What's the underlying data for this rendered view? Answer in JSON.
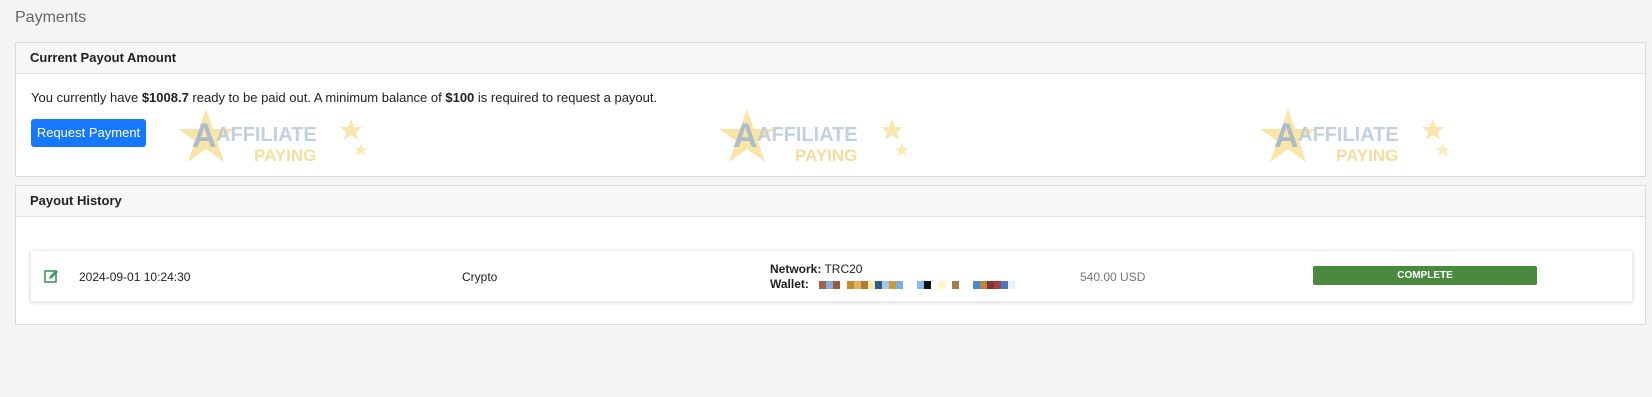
{
  "page": {
    "title": "Payments"
  },
  "current_payout": {
    "heading": "Current Payout Amount",
    "text_prefix": "You currently have ",
    "amount": "$1008.7",
    "text_middle": " ready to be paid out. A minimum balance of ",
    "minimum": "$100",
    "text_suffix": " is required to request a payout.",
    "request_button_label": "Request Payment"
  },
  "watermark": {
    "line1": "AFFILIATE",
    "line2": "PAYING"
  },
  "payout_history": {
    "heading": "Payout History",
    "rows": [
      {
        "edit_icon": "edit-icon",
        "date": "2024-09-01 10:24:30",
        "method": "Crypto",
        "network_label": "Network:",
        "network": "TRC20",
        "wallet_label": "Wallet:",
        "amount": "540.00 USD",
        "status": "COMPLETE"
      }
    ]
  },
  "colors": {
    "primary_button": "#1677ff",
    "status_complete": "#4a8a3f",
    "edit_icon": "#3a9a5a"
  }
}
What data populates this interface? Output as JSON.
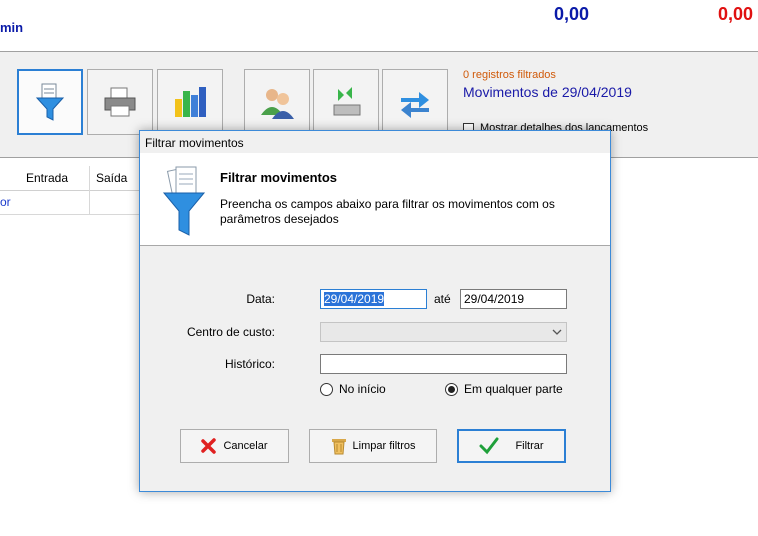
{
  "header": {
    "user": "min",
    "total_1": "0,00",
    "total_2": "0,00"
  },
  "toolbar": {
    "buttons": [
      {
        "icon": "funnel-icon"
      },
      {
        "icon": "printer-icon"
      },
      {
        "icon": "bar-chart-icon"
      },
      {
        "icon": "users-icon"
      },
      {
        "icon": "import-export-icon"
      },
      {
        "icon": "refresh-arrows-icon"
      }
    ],
    "filtered_count": "0 registros filtrados",
    "movements_title": "Movimentos de 29/04/2019",
    "show_details_label": "Mostrar detalhes dos lançamentos"
  },
  "grid": {
    "columns": [
      "Entrada",
      "Saída"
    ],
    "row_label": "or"
  },
  "dialog": {
    "window_title": "Filtrar movimentos",
    "heading": "Filtrar movimentos",
    "description": "Preencha os campos abaixo para filtrar os movimentos com os parâmetros desejados",
    "date_label": "Data:",
    "date_from": "29/04/2019",
    "until_label": "até",
    "date_to": "29/04/2019",
    "cost_center_label": "Centro de custo:",
    "cost_center_value": "",
    "history_label": "Histórico:",
    "history_value": "",
    "radio_start": "No início",
    "radio_anywhere": "Em qualquer parte",
    "btn_cancel": "Cancelar",
    "btn_clear": "Limpar filtros",
    "btn_filter": "Filtrar"
  },
  "colors": {
    "accent": "#2b7fd4",
    "total_blue": "#0a1aa8",
    "total_red": "#e01010",
    "filtered_orange": "#d05a0a"
  }
}
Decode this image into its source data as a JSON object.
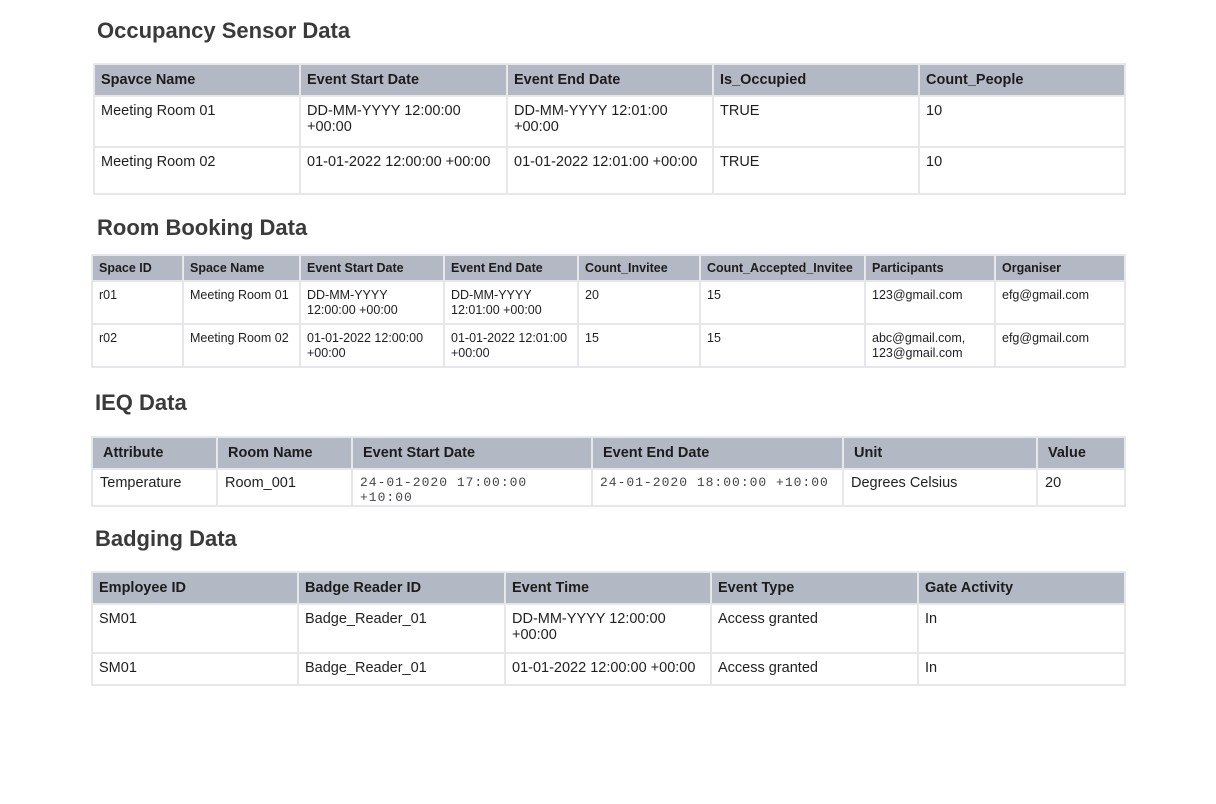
{
  "occupancy": {
    "title": "Occupancy Sensor Data",
    "headers": [
      "Spavce Name",
      "Event Start Date",
      "Event End Date",
      "Is_Occupied",
      "Count_People"
    ],
    "rows": [
      [
        "Meeting Room 01",
        "DD-MM-YYYY 12:00:00 +00:00",
        "DD-MM-YYYY 12:01:00 +00:00",
        "TRUE",
        "10"
      ],
      [
        "Meeting Room 02",
        "01-01-2022 12:00:00 +00:00",
        "01-01-2022 12:01:00 +00:00",
        "TRUE",
        "10"
      ]
    ]
  },
  "room_booking": {
    "title": "Room Booking Data",
    "headers": [
      "Space ID",
      "Space Name",
      "Event Start Date",
      "Event End Date",
      "Count_Invitee",
      "Count_Accepted_Invitee",
      "Participants",
      "Organiser"
    ],
    "rows": [
      [
        "r01",
        "Meeting Room 01",
        "DD-MM-YYYY 12:00:00 +00:00",
        "DD-MM-YYYY 12:01:00 +00:00",
        "20",
        "15",
        "123@gmail.com",
        "efg@gmail.com"
      ],
      [
        "r02",
        "Meeting Room 02",
        "01-01-2022 12:00:00 +00:00",
        "01-01-2022 12:01:00 +00:00",
        "15",
        "15",
        "abc@gmail.com, 123@gmail.com",
        "efg@gmail.com"
      ]
    ]
  },
  "ieq": {
    "title": "IEQ Data",
    "headers": [
      "Attribute",
      "Room Name",
      "Event Start Date",
      "Event End Date",
      "Unit",
      "Value"
    ],
    "rows": [
      [
        "Temperature",
        "Room_001",
        "24-01-2020 17:00:00 +10:00",
        "24-01-2020 18:00:00 +10:00",
        "Degrees Celsius",
        "20"
      ]
    ]
  },
  "badging": {
    "title": "Badging Data",
    "headers": [
      "Employee ID",
      "Badge Reader ID",
      "Event Time",
      "Event Type",
      "Gate Activity"
    ],
    "rows": [
      [
        "SM01",
        "Badge_Reader_01",
        "DD-MM-YYYY 12:00:00 +00:00",
        "Access granted",
        "In"
      ],
      [
        "SM01",
        "Badge_Reader_01",
        "01-01-2022 12:00:00 +00:00",
        "Access granted",
        "In"
      ]
    ]
  }
}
##############################
# Work to do:
Set each line of the records down exactly, leaving every picture out.

# In response:
What's the underlying data for this rendered view? Answer in JSON.
{
  "page": {
    "title": "Payments"
  },
  "current_payout": {
    "heading": "Current Payout Amount",
    "text_prefix": "You currently have ",
    "amount": "$1008.7",
    "text_middle": " ready to be paid out. A minimum balance of ",
    "minimum": "$100",
    "text_suffix": " is required to request a payout.",
    "request_button_label": "Request Payment"
  },
  "watermark": {
    "line1": "AFFILIATE",
    "line2": "PAYING"
  },
  "payout_history": {
    "heading": "Payout History",
    "rows": [
      {
        "edit_icon": "edit-icon",
        "date": "2024-09-01 10:24:30",
        "method": "Crypto",
        "network_label": "Network:",
        "network": "TRC20",
        "wallet_label": "Wallet:",
        "amount": "540.00 USD",
        "status": "COMPLETE"
      }
    ]
  },
  "colors": {
    "primary_button": "#1677ff",
    "status_complete": "#4a8a3f",
    "edit_icon": "#3a9a5a"
  }
}
What data populates this interface? Output as JSON.
{
  "header": {
    "user": "min",
    "total_1": "0,00",
    "total_2": "0,00"
  },
  "toolbar": {
    "buttons": [
      {
        "icon": "funnel-icon"
      },
      {
        "icon": "printer-icon"
      },
      {
        "icon": "bar-chart-icon"
      },
      {
        "icon": "users-icon"
      },
      {
        "icon": "import-export-icon"
      },
      {
        "icon": "refresh-arrows-icon"
      }
    ],
    "filtered_count": "0 registros filtrados",
    "movements_title": "Movimentos de 29/04/2019",
    "show_details_label": "Mostrar detalhes dos lançamentos"
  },
  "grid": {
    "columns": [
      "Entrada",
      "Saída"
    ],
    "row_label": "or"
  },
  "dialog": {
    "window_title": "Filtrar movimentos",
    "heading": "Filtrar movimentos",
    "description": "Preencha os campos abaixo para filtrar os movimentos com os parâmetros desejados",
    "date_label": "Data:",
    "date_from": "29/04/2019",
    "until_label": "até",
    "date_to": "29/04/2019",
    "cost_center_label": "Centro de custo:",
    "cost_center_value": "",
    "history_label": "Histórico:",
    "history_value": "",
    "radio_start": "No início",
    "radio_anywhere": "Em qualquer parte",
    "btn_cancel": "Cancelar",
    "btn_clear": "Limpar filtros",
    "btn_filter": "Filtrar"
  },
  "colors": {
    "accent": "#2b7fd4",
    "total_blue": "#0a1aa8",
    "total_red": "#e01010",
    "filtered_orange": "#d05a0a"
  }
}
Decode this image into its source data as a JSON object.
{
  "occupancy": {
    "title": "Occupancy Sensor Data",
    "headers": [
      "Spavce Name",
      "Event Start Date",
      "Event End Date",
      "Is_Occupied",
      "Count_People"
    ],
    "rows": [
      [
        "Meeting Room 01",
        "DD-MM-YYYY 12:00:00 +00:00",
        "DD-MM-YYYY 12:01:00 +00:00",
        "TRUE",
        "10"
      ],
      [
        "Meeting Room 02",
        "01-01-2022 12:00:00 +00:00",
        "01-01-2022 12:01:00 +00:00",
        "TRUE",
        "10"
      ]
    ]
  },
  "room_booking": {
    "title": "Room Booking Data",
    "headers": [
      "Space ID",
      "Space Name",
      "Event Start Date",
      "Event End Date",
      "Count_Invitee",
      "Count_Accepted_Invitee",
      "Participants",
      "Organiser"
    ],
    "rows": [
      [
        "r01",
        "Meeting Room 01",
        "DD-MM-YYYY 12:00:00 +00:00",
        "DD-MM-YYYY 12:01:00 +00:00",
        "20",
        "15",
        "123@gmail.com",
        "efg@gmail.com"
      ],
      [
        "r02",
        "Meeting Room 02",
        "01-01-2022 12:00:00 +00:00",
        "01-01-2022 12:01:00 +00:00",
        "15",
        "15",
        "abc@gmail.com, 123@gmail.com",
        "efg@gmail.com"
      ]
    ]
  },
  "ieq": {
    "title": "IEQ Data",
    "headers": [
      "Attribute",
      "Room Name",
      "Event Start Date",
      "Event End Date",
      "Unit",
      "Value"
    ],
    "rows": [
      [
        "Temperature",
        "Room_001",
        "24-01-2020 17:00:00 +10:00",
        "24-01-2020 18:00:00 +10:00",
        "Degrees Celsius",
        "20"
      ]
    ]
  },
  "badging": {
    "title": "Badging Data",
    "headers": [
      "Employee ID",
      "Badge Reader ID",
      "Event Time",
      "Event Type",
      "Gate Activity"
    ],
    "rows": [
      [
        "SM01",
        "Badge_Reader_01",
        "DD-MM-YYYY 12:00:00 +00:00",
        "Access granted",
        "In"
      ],
      [
        "SM01",
        "Badge_Reader_01",
        "01-01-2022 12:00:00 +00:00",
        "Access granted",
        "In"
      ]
    ]
  }
}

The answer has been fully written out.